#### The records ####

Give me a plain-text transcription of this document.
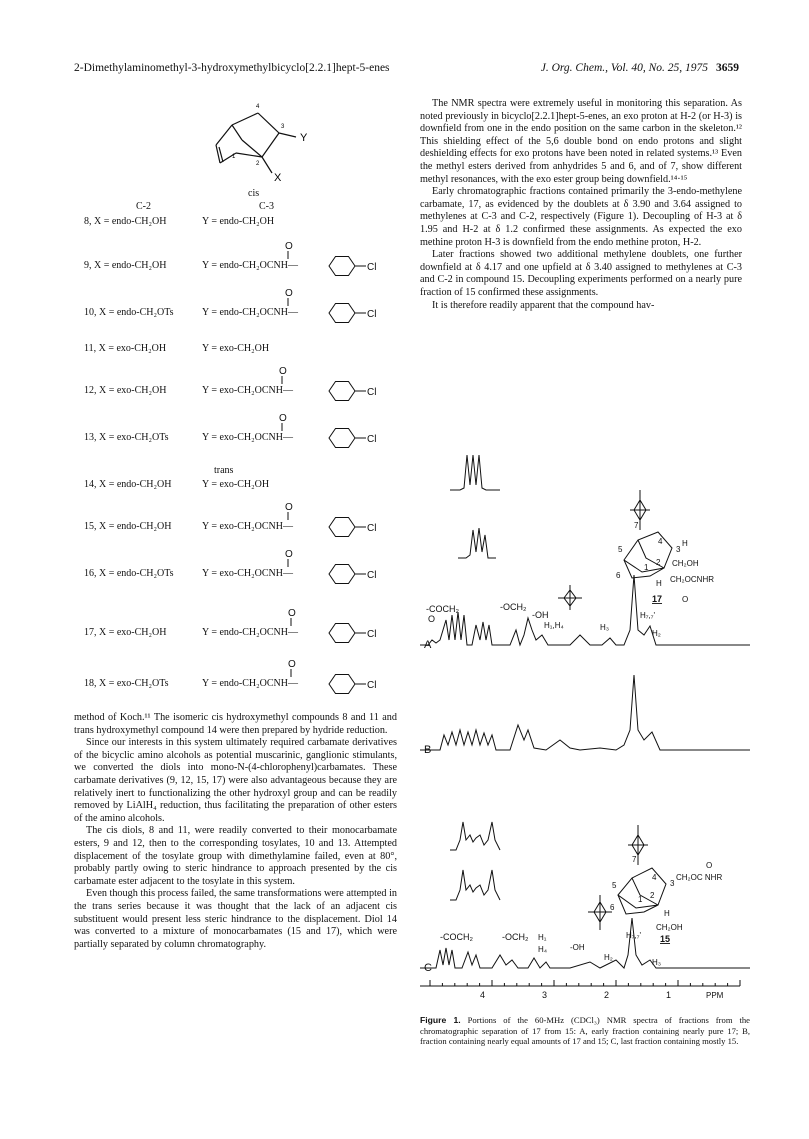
2-Dimethylaminomethyl-3-hydroxymethylbicyclo[2.2.1]hept-5-enes	J. Org. Chem., Vol. 40, No. 25, 1975 3659
Y
X
4
3
2
1
cis
C-2	C-3
8, X = endo-CH₂OH	Y = endo-CH₂OH
9, X = endo-CH₂OH	Y = endo-CH₂OCNH—
10, X = endo-CH₂OTs	Y = endo-CH₂OCNH—
11, X = exo-CH₂OH	Y = exo-CH₂OH
12, X = exo-CH₂OH	Y = exo-CH₂OCNH—
13, X = exo-CH₂OTs	Y = exo-CH₂OCNH—
trans
14, X = endo-CH₂OH	Y = exo-CH₂OH
15, X = endo-CH₂OH	Y = exo-CH₂OCNH—
16, X = endo-CH₂OTs	Y = exo-CH₂OCNH—
17, X = exo-CH₂OH	Y = endo-CH₂OCNH—
18, X = exo-CH₂OTs	Y = endo-CH₂OCNH—
O
Cl
O
Cl
O
Cl
O
Cl
O
Cl
O
Cl
O
Cl
O
Cl

method of Koch.¹¹ The isomeric cis hydroxymethyl compounds 8 and 11 and trans hydroxymethyl compound 14 were then prepared by hydride reduction.

Since our interests in this system ultimately required carbamate derivatives of the bicyclic amino alcohols as potential muscarinic, ganglionic stimulants, we converted the diols into mono-N-(4-chlorophenyl)carbamates. These carbamate derivatives (9, 12, 15, 17) were also advantageous because they are relatively inert to functionalizing the other hydroxyl group and can be readily removed by LiAlH₄ reduction, thus facilitating the preparation of other esters of the amino alcohols.

The cis diols, 8 and 11, were readily converted to their monocarbamate esters, 9 and 12, then to the corresponding tosylates, 10 and 13. Attempted displacement of the tosylate group with dimethylamine failed, even at 80°, probably partly owing to steric hindrance to approach presented by the cis carbamate ester adjacent to the tosylate in this system.

Even though this process failed, the same transformations were attempted in the trans series because it was thought that the lack of an adjacent cis substituent would present less steric hindrance to the displacement. Diol 14 was converted to a mixture of monocarbamates (15 and 17), which were partially separated by column chromatography.

The NMR spectra were extremely useful in monitoring this separation. As noted previously in bicyclo[2.2.1]hept-5-enes, an exo proton at H-2 (or H-3) is downfield from one in the endo position on the same carbon in the skeleton.¹² This shielding effect of the 5,6 double bond on endo protons and slight deshielding effects for exo protons have been noted in related systems.¹³ Even the methyl esters derived from anhydrides 5 and 6, and of 7, show different methyl resonances, with the exo ester group being downfield.¹⁴·¹⁵

Early chromatographic fractions contained primarily the 3-endo-methylene carbamate, 17, as evidenced by the doublets at δ 3.90 and 3.64 assigned to methylenes at C-3 and C-2, respectively (Figure 1). Decoupling of H-3 at δ 1.95 and H-2 at δ 1.2 confirmed these assignments. As expected the exo methine proton H-3 is downfield from the endo methine proton, H-2.

Later fractions showed two additional methylene doublets, one further downfield at δ 4.17 and one upfield at δ 3.40 assigned to methylenes at C-3 and C-2 in compound 15. Decoupling experiments performed on a nearly pure fraction of 15 confirmed these assignments.

It is therefore readily apparent that the compound hav-

A
B
C
-COCH₂
O
-OCH₂
-OH
H₁,H₄	H₃
H₇,₇'
H₂
-COCH₂	-OCH₂ H₁
H₄	-OH
H₂
H₇,₇'
H₃
7
4
3
5
6
1
2
H
CH₂OH
H CH₂OCNHR
O
17
7
4
3
5
6
1 2
O
CH₂OC NHR
H
CH₂OH
15
4	3	2	1	PPM
Figure 1. Portions of the 60-MHz (CDCl₃) NMR spectra of fractions from the chromatographic separation of 17 from 15: A, early fraction containing nearly pure 17; B, fraction containing nearly equal amounts of 17 and 15; C, last fraction containing mostly 15.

####

- _What you should do_
Copy the material above exactly and drop the pictures.

- _Finished task_
Give me a plain-text transcription of this document.
2-Dimethylaminomethyl-3-hydroxymethylbicyclo[2.2.1]hept-5-enes	J. Org. Chem., Vol. 40, No. 25, 1975 3659
Y
X
4
3
2
1
cis
C-2	C-3
8, X = endo-CH₂OH	Y = endo-CH₂OH
9, X = endo-CH₂OH	Y = endo-CH₂OCNH—
10, X = endo-CH₂OTs	Y = endo-CH₂OCNH—
11, X = exo-CH₂OH	Y = exo-CH₂OH
12, X = exo-CH₂OH	Y = exo-CH₂OCNH—
13, X = exo-CH₂OTs	Y = exo-CH₂OCNH—
trans
14, X = endo-CH₂OH	Y = exo-CH₂OH
15, X = endo-CH₂OH	Y = exo-CH₂OCNH—
16, X = endo-CH₂OTs	Y = exo-CH₂OCNH—
17, X = exo-CH₂OH	Y = endo-CH₂OCNH—
18, X = exo-CH₂OTs	Y = endo-CH₂OCNH—
O
Cl
O
Cl
O
Cl
O
Cl
O
Cl
O
Cl
O
Cl
O
Cl

method of Koch.¹¹ The isomeric cis hydroxymethyl compounds 8 and 11 and trans hydroxymethyl compound 14 were then prepared by hydride reduction.

Since our interests in this system ultimately required carbamate derivatives of the bicyclic amino alcohols as potential muscarinic, ganglionic stimulants, we converted the diols into mono-N-(4-chlorophenyl)carbamates. These carbamate derivatives (9, 12, 15, 17) were also advantageous because they are relatively inert to functionalizing the other hydroxyl group and can be readily removed by LiAlH₄ reduction, thus facilitating the preparation of other esters of the amino alcohols.

The cis diols, 8 and 11, were readily converted to their monocarbamate esters, 9 and 12, then to the corresponding tosylates, 10 and 13. Attempted displacement of the tosylate group with dimethylamine failed, even at 80°, probably partly owing to steric hindrance to approach presented by the cis carbamate ester adjacent to the tosylate in this system.

Even though this process failed, the same transformations were attempted in the trans series because it was thought that the lack of an adjacent cis substituent would present less steric hindrance to the displacement. Diol 14 was converted to a mixture of monocarbamates (15 and 17), which were partially separated by column chromatography.

The NMR spectra were extremely useful in monitoring this separation. As noted previously in bicyclo[2.2.1]hept-5-enes, an exo proton at H-2 (or H-3) is downfield from one in the endo position on the same carbon in the skeleton.¹² This shielding effect of the 5,6 double bond on endo protons and slight deshielding effects for exo protons have been noted in related systems.¹³ Even the methyl esters derived from anhydrides 5 and 6, and of 7, show different methyl resonances, with the exo ester group being downfield.¹⁴·¹⁵

Early chromatographic fractions contained primarily the 3-endo-methylene carbamate, 17, as evidenced by the doublets at δ 3.90 and 3.64 assigned to methylenes at C-3 and C-2, respectively (Figure 1). Decoupling of H-3 at δ 1.95 and H-2 at δ 1.2 confirmed these assignments. As expected the exo methine proton H-3 is downfield from the endo methine proton, H-2.

Later fractions showed two additional methylene doublets, one further downfield at δ 4.17 and one upfield at δ 3.40 assigned to methylenes at C-3 and C-2 in compound 15. Decoupling experiments performed on a nearly pure fraction of 15 confirmed these assignments.

It is therefore readily apparent that the compound hav-

A
B
C
-COCH₂
O
-OCH₂
-OH
H₁,H₄	H₃
H₇,₇'
H₂
-COCH₂	-OCH₂ H₁
H₄	-OH
H₂
H₇,₇'
H₃
7
4
3
5
6
1
2
H
CH₂OH
H CH₂OCNHR
O
17
7
4
3
5
6
1 2
O
CH₂OC NHR
H
CH₂OH
15
4	3	2	1	PPM
Figure 1. Portions of the 60-MHz (CDCl₃) NMR spectra of fractions from the chromatographic separation of 17 from 15: A, early fraction containing nearly pure 17; B, fraction containing nearly equal amounts of 17 and 15; C, last fraction containing mostly 15.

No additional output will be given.